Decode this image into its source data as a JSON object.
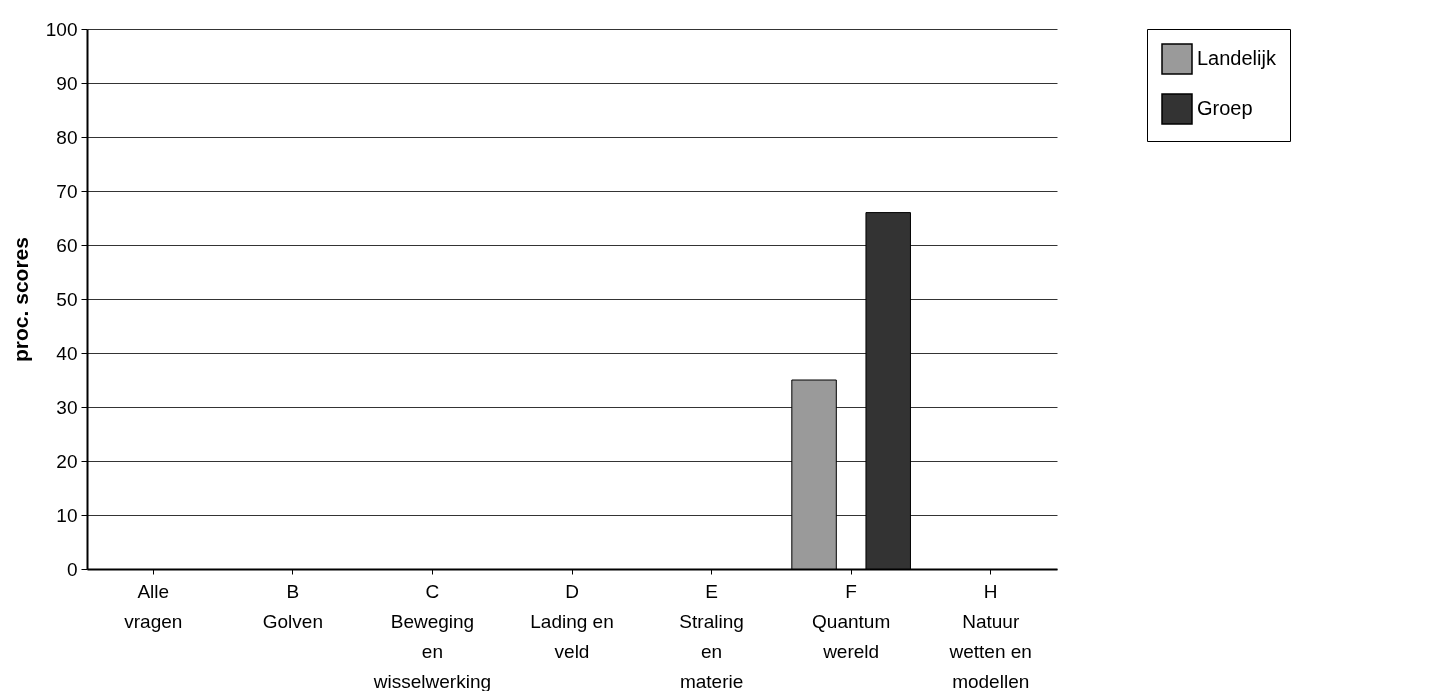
{
  "chart_data": {
    "type": "bar",
    "ylabel": "proc. scores",
    "categories": [
      "Alle\nvragen",
      "B\nGolven",
      "C\nBeweging\nen\nwisselwerking",
      "D\nLading en\nveld",
      "E\nStraling\nen\nmaterie",
      "F\nQuantum\nwereld",
      "H\nNatuur\nwetten en\nmodellen"
    ],
    "series": [
      {
        "name": "Landelijk",
        "color": "#9a9a9a",
        "values": [
          null,
          null,
          null,
          null,
          null,
          35,
          null
        ]
      },
      {
        "name": "Groep",
        "color": "#333333",
        "values": [
          null,
          null,
          null,
          null,
          null,
          66,
          null
        ]
      }
    ],
    "ylim": [
      0,
      100
    ],
    "yticks": [
      0,
      10,
      20,
      30,
      40,
      50,
      60,
      70,
      80,
      90,
      100
    ],
    "grid": "y",
    "legend": "top right"
  }
}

• Goal: Transcribe the material exactly, leaving every picture out.

• Exercise result:
Decode this image into its source data as a JSON object.
{
  "chart_data": {
    "type": "bar",
    "ylabel": "proc. scores",
    "categories": [
      "Alle\nvragen",
      "B\nGolven",
      "C\nBeweging\nen\nwisselwerking",
      "D\nLading en\nveld",
      "E\nStraling\nen\nmaterie",
      "F\nQuantum\nwereld",
      "H\nNatuur\nwetten en\nmodellen"
    ],
    "series": [
      {
        "name": "Landelijk",
        "color": "#9a9a9a",
        "values": [
          null,
          null,
          null,
          null,
          null,
          35,
          null
        ]
      },
      {
        "name": "Groep",
        "color": "#333333",
        "values": [
          null,
          null,
          null,
          null,
          null,
          66,
          null
        ]
      }
    ],
    "ylim": [
      0,
      100
    ],
    "yticks": [
      0,
      10,
      20,
      30,
      40,
      50,
      60,
      70,
      80,
      90,
      100
    ],
    "grid": "y",
    "legend": "top right"
  }
}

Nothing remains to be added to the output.